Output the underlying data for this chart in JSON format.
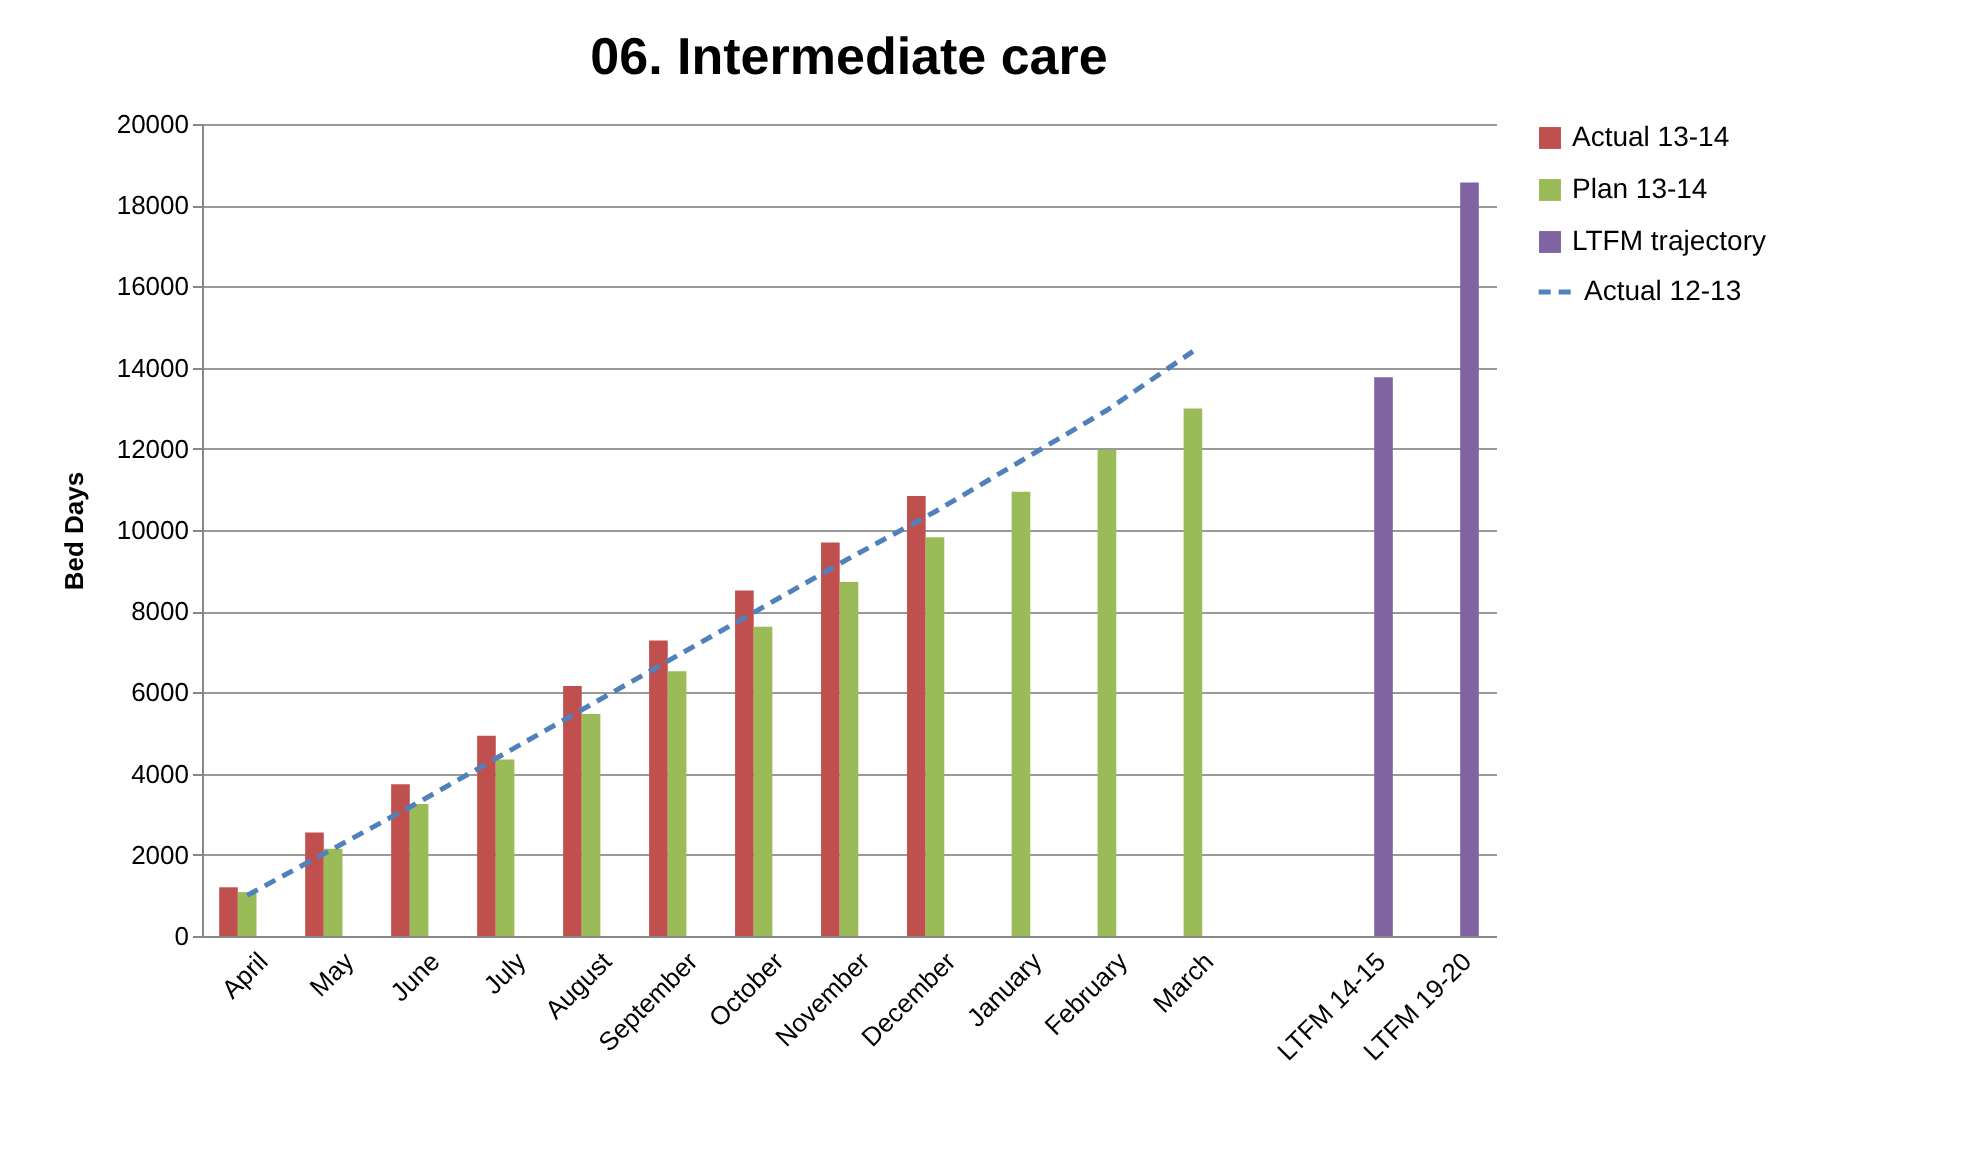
{
  "chart_data": {
    "type": "bar",
    "title": "06. Intermediate care",
    "ylabel": "Bed Days",
    "categories": [
      "April",
      "May",
      "June",
      "July",
      "August",
      "September",
      "October",
      "November",
      "December",
      "January",
      "February",
      "March",
      null,
      "LTFM 14-15",
      "LTFM 19-20"
    ],
    "series": [
      {
        "name": "Actual 13-14",
        "color": "#c0504d",
        "values": [
          1200,
          2550,
          3740,
          4930,
          6160,
          7280,
          8510,
          9690,
          10840,
          null,
          null,
          null,
          null,
          null,
          null
        ]
      },
      {
        "name": "Plan 13-14",
        "color": "#9bbb59",
        "values": [
          1080,
          2150,
          3250,
          4350,
          5470,
          6520,
          7620,
          8720,
          9820,
          10940,
          11970,
          12990,
          null,
          null,
          null
        ]
      },
      {
        "name": "LTFM trajectory",
        "color": "#8064a2",
        "values": [
          null,
          null,
          null,
          null,
          null,
          null,
          null,
          null,
          null,
          null,
          null,
          null,
          null,
          13760,
          18560
        ]
      },
      {
        "name": "Actual 12-13",
        "color": "#4f81bd",
        "type": "line",
        "line_style": "dashed",
        "values": [
          1000,
          2150,
          3300,
          4500,
          5700,
          6900,
          8100,
          9300,
          10450,
          11700,
          12950,
          14400,
          null,
          null,
          null
        ]
      }
    ],
    "ylim": [
      0,
      20000
    ],
    "yticks": [
      0,
      2000,
      4000,
      6000,
      8000,
      10000,
      12000,
      14000,
      16000,
      18000,
      20000
    ],
    "grid": "y",
    "legend": "right"
  }
}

★ ★ ★ ★ ★

Please repeat the entries exactly. Do not include the pictures.

__Reply to the exercise__.
Output the underlying data for this chart in JSON format.
{
  "chart_data": {
    "type": "bar",
    "title": "06. Intermediate care",
    "ylabel": "Bed Days",
    "categories": [
      "April",
      "May",
      "June",
      "July",
      "August",
      "September",
      "October",
      "November",
      "December",
      "January",
      "February",
      "March",
      null,
      "LTFM 14-15",
      "LTFM 19-20"
    ],
    "series": [
      {
        "name": "Actual 13-14",
        "color": "#c0504d",
        "values": [
          1200,
          2550,
          3740,
          4930,
          6160,
          7280,
          8510,
          9690,
          10840,
          null,
          null,
          null,
          null,
          null,
          null
        ]
      },
      {
        "name": "Plan 13-14",
        "color": "#9bbb59",
        "values": [
          1080,
          2150,
          3250,
          4350,
          5470,
          6520,
          7620,
          8720,
          9820,
          10940,
          11970,
          12990,
          null,
          null,
          null
        ]
      },
      {
        "name": "LTFM trajectory",
        "color": "#8064a2",
        "values": [
          null,
          null,
          null,
          null,
          null,
          null,
          null,
          null,
          null,
          null,
          null,
          null,
          null,
          13760,
          18560
        ]
      },
      {
        "name": "Actual 12-13",
        "color": "#4f81bd",
        "type": "line",
        "line_style": "dashed",
        "values": [
          1000,
          2150,
          3300,
          4500,
          5700,
          6900,
          8100,
          9300,
          10450,
          11700,
          12950,
          14400,
          null,
          null,
          null
        ]
      }
    ],
    "ylim": [
      0,
      20000
    ],
    "yticks": [
      0,
      2000,
      4000,
      6000,
      8000,
      10000,
      12000,
      14000,
      16000,
      18000,
      20000
    ],
    "grid": "y",
    "legend": "right"
  }
}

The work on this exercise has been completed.